→ EXERCISE INSTRUCTIONS
Quote all of the data that follows exactly as written, skipping the images.

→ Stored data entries
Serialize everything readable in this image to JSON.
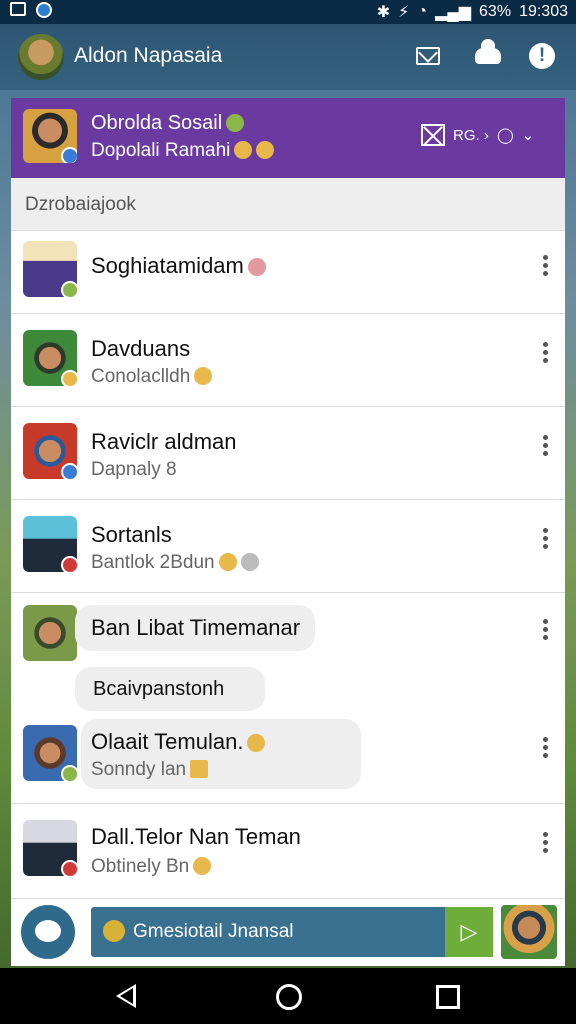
{
  "status": {
    "battery": "63%",
    "time": "19:303"
  },
  "app": {
    "title": "Aldon Napasaia"
  },
  "featured": {
    "name": "Obrolda Sosail",
    "sub": "Dopolali  Ramahi",
    "action_text": "RG. ›"
  },
  "section": {
    "title": "Dzrobaiajook"
  },
  "chats": [
    {
      "name": "Soghiatamidam",
      "message": ""
    },
    {
      "name": "Davduans",
      "message": "Conolaclldh"
    },
    {
      "name": "Raviclr aldman",
      "message": "Dapnaly 8"
    },
    {
      "name": "Sortanls",
      "message": "Bantlok 2Bdun"
    },
    {
      "name": "Ban Libat Timemanar",
      "message": ""
    },
    {
      "name": "Bcaivpanstonh",
      "message": ""
    },
    {
      "name": "Olaait  Temulan.",
      "message": "Sonndy lan"
    },
    {
      "name": "Dall.Telor Nan Teman",
      "message": "Obtinely Bn"
    }
  ],
  "composer": {
    "placeholder": "Gmesiotail Jnansal",
    "send_icon": "send-icon"
  },
  "colors": {
    "appbar": "#35627f",
    "featured": "#6a3aa0",
    "send": "#6fad3a"
  }
}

→ RESPONSE FOR THIS EXERCISE
Serialize everything readable in this image to JSON.
{
  "status": {
    "battery": "63%",
    "time": "19:303"
  },
  "app": {
    "title": "Aldon Napasaia"
  },
  "featured": {
    "name": "Obrolda Sosail",
    "sub": "Dopolali  Ramahi",
    "action_text": "RG. ›"
  },
  "section": {
    "title": "Dzrobaiajook"
  },
  "chats": [
    {
      "name": "Soghiatamidam",
      "message": ""
    },
    {
      "name": "Davduans",
      "message": "Conolaclldh"
    },
    {
      "name": "Raviclr aldman",
      "message": "Dapnaly 8"
    },
    {
      "name": "Sortanls",
      "message": "Bantlok 2Bdun"
    },
    {
      "name": "Ban Libat Timemanar",
      "message": ""
    },
    {
      "name": "Bcaivpanstonh",
      "message": ""
    },
    {
      "name": "Olaait  Temulan.",
      "message": "Sonndy lan"
    },
    {
      "name": "Dall.Telor Nan Teman",
      "message": "Obtinely Bn"
    }
  ],
  "composer": {
    "placeholder": "Gmesiotail Jnansal",
    "send_icon": "send-icon"
  },
  "colors": {
    "appbar": "#35627f",
    "featured": "#6a3aa0",
    "send": "#6fad3a"
  }
}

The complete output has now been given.